- _PROBLEM TO SOLVE_: Copy everything in the data below exactly except the pictures.

------ ENTRIES SHOWN

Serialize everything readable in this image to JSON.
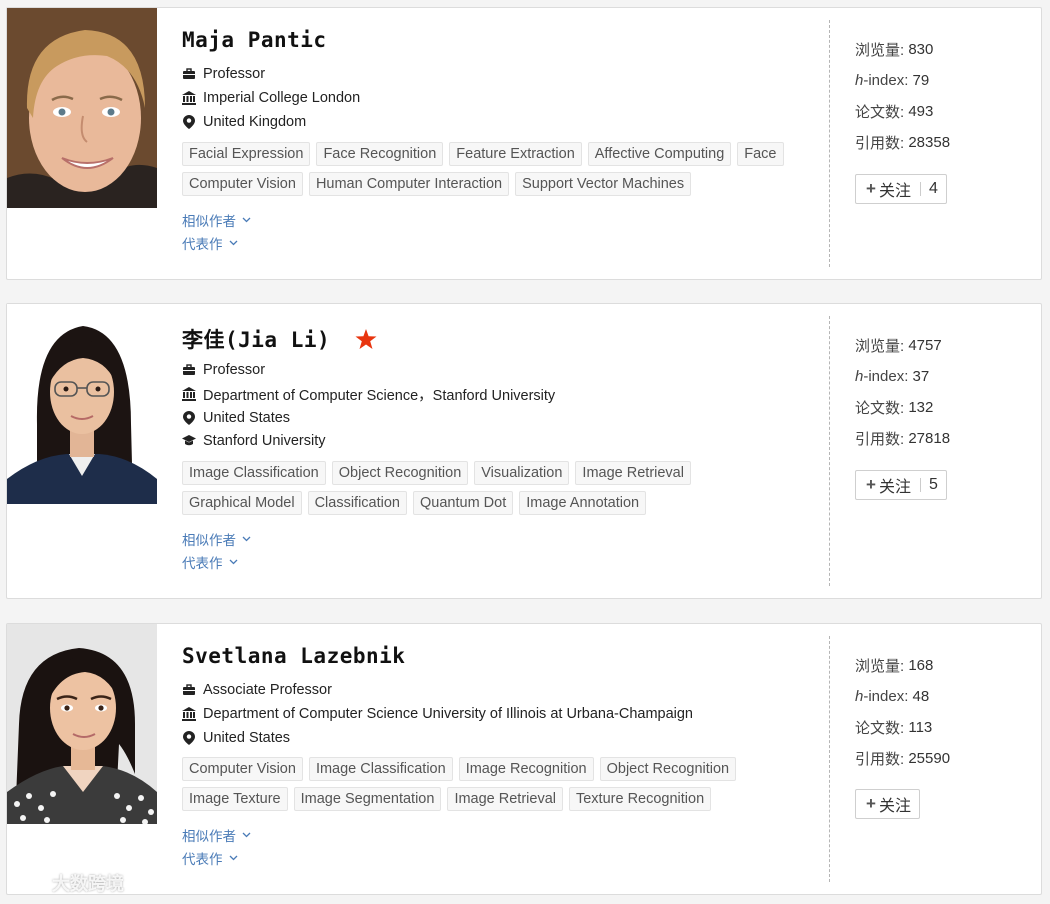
{
  "cards": [
    {
      "name": "Maja Pantic",
      "title": "Professor",
      "institution": "Imperial College London",
      "country": "United Kingdom",
      "tags_row1": [
        "Facial Expression",
        "Face Recognition",
        "Feature Extraction",
        "Affective Computing",
        "Face"
      ],
      "tags_row2": [
        "Computer Vision",
        "Human Computer Interaction",
        "Support Vector Machines"
      ],
      "similar_label": "相似作者",
      "works_label": "代表作",
      "stats": {
        "views_label": "浏览量:",
        "views": "830",
        "hindex_h": "h",
        "hindex_rest": "-index:",
        "hindex": "79",
        "papers_label": "论文数:",
        "papers": "493",
        "citations_label": "引用数:",
        "citations": "28358"
      },
      "follow_label": "关注",
      "follow_count": "4"
    },
    {
      "name": "李佳(Jia Li)",
      "title": "Professor",
      "institution": "Department of Computer Science，Stanford University",
      "country": "United States",
      "organization": "Stanford University",
      "tags_row1": [
        "Image Classification",
        "Object Recognition",
        "Visualization",
        "Image Retrieval"
      ],
      "tags_row2": [
        "Graphical Model",
        "Classification",
        "Quantum Dot",
        "Image Annotation"
      ],
      "similar_label": "相似作者",
      "works_label": "代表作",
      "stats": {
        "views_label": "浏览量:",
        "views": "4757",
        "hindex_h": "h",
        "hindex_rest": "-index:",
        "hindex": "37",
        "papers_label": "论文数:",
        "papers": "132",
        "citations_label": "引用数:",
        "citations": "27818"
      },
      "follow_label": "关注",
      "follow_count": "5"
    },
    {
      "name": "Svetlana Lazebnik",
      "title": "Associate Professor",
      "institution": "Department of Computer Science University of Illinois at Urbana-Champaign",
      "country": "United States",
      "tags_row1": [
        "Computer Vision",
        "Image Classification",
        "Image Recognition",
        "Object Recognition"
      ],
      "tags_row2": [
        "Image Texture",
        "Image Segmentation",
        "Image Retrieval",
        "Texture Recognition"
      ],
      "similar_label": "相似作者",
      "works_label": "代表作",
      "stats": {
        "views_label": "浏览量:",
        "views": "168",
        "hindex_h": "h",
        "hindex_rest": "-index:",
        "hindex": "48",
        "papers_label": "论文数:",
        "papers": "113",
        "citations_label": "引用数:",
        "citations": "25590"
      },
      "follow_label": "关注"
    }
  ],
  "colors": {
    "link": "#4a7bb7",
    "star": "#e8350f",
    "tag_bg": "#f7f7f7",
    "divider": "#b5b5b5"
  },
  "icons": {
    "title": "briefcase-icon",
    "institution": "institution-icon",
    "country": "location-pin-icon",
    "organization": "graduation-cap-icon",
    "star": "star-icon",
    "chevron": "chevron-down-icon",
    "follow": "plus-icon"
  },
  "watermark": "大数跨境"
}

------------

- _WRITTEN REPLY_:
Serialize everything readable in this image to JSON.
{
  "cards": [
    {
      "name": "Maja Pantic",
      "title": "Professor",
      "institution": "Imperial College London",
      "country": "United Kingdom",
      "tags_row1": [
        "Facial Expression",
        "Face Recognition",
        "Feature Extraction",
        "Affective Computing",
        "Face"
      ],
      "tags_row2": [
        "Computer Vision",
        "Human Computer Interaction",
        "Support Vector Machines"
      ],
      "similar_label": "相似作者",
      "works_label": "代表作",
      "stats": {
        "views_label": "浏览量:",
        "views": "830",
        "hindex_h": "h",
        "hindex_rest": "-index:",
        "hindex": "79",
        "papers_label": "论文数:",
        "papers": "493",
        "citations_label": "引用数:",
        "citations": "28358"
      },
      "follow_label": "关注",
      "follow_count": "4"
    },
    {
      "name": "李佳(Jia Li)",
      "title": "Professor",
      "institution": "Department of Computer Science，Stanford University",
      "country": "United States",
      "organization": "Stanford University",
      "tags_row1": [
        "Image Classification",
        "Object Recognition",
        "Visualization",
        "Image Retrieval"
      ],
      "tags_row2": [
        "Graphical Model",
        "Classification",
        "Quantum Dot",
        "Image Annotation"
      ],
      "similar_label": "相似作者",
      "works_label": "代表作",
      "stats": {
        "views_label": "浏览量:",
        "views": "4757",
        "hindex_h": "h",
        "hindex_rest": "-index:",
        "hindex": "37",
        "papers_label": "论文数:",
        "papers": "132",
        "citations_label": "引用数:",
        "citations": "27818"
      },
      "follow_label": "关注",
      "follow_count": "5"
    },
    {
      "name": "Svetlana Lazebnik",
      "title": "Associate Professor",
      "institution": "Department of Computer Science University of Illinois at Urbana-Champaign",
      "country": "United States",
      "tags_row1": [
        "Computer Vision",
        "Image Classification",
        "Image Recognition",
        "Object Recognition"
      ],
      "tags_row2": [
        "Image Texture",
        "Image Segmentation",
        "Image Retrieval",
        "Texture Recognition"
      ],
      "similar_label": "相似作者",
      "works_label": "代表作",
      "stats": {
        "views_label": "浏览量:",
        "views": "168",
        "hindex_h": "h",
        "hindex_rest": "-index:",
        "hindex": "48",
        "papers_label": "论文数:",
        "papers": "113",
        "citations_label": "引用数:",
        "citations": "25590"
      },
      "follow_label": "关注"
    }
  ],
  "colors": {
    "link": "#4a7bb7",
    "star": "#e8350f",
    "tag_bg": "#f7f7f7",
    "divider": "#b5b5b5"
  },
  "icons": {
    "title": "briefcase-icon",
    "institution": "institution-icon",
    "country": "location-pin-icon",
    "organization": "graduation-cap-icon",
    "star": "star-icon",
    "chevron": "chevron-down-icon",
    "follow": "plus-icon"
  },
  "watermark": "大数跨境"
}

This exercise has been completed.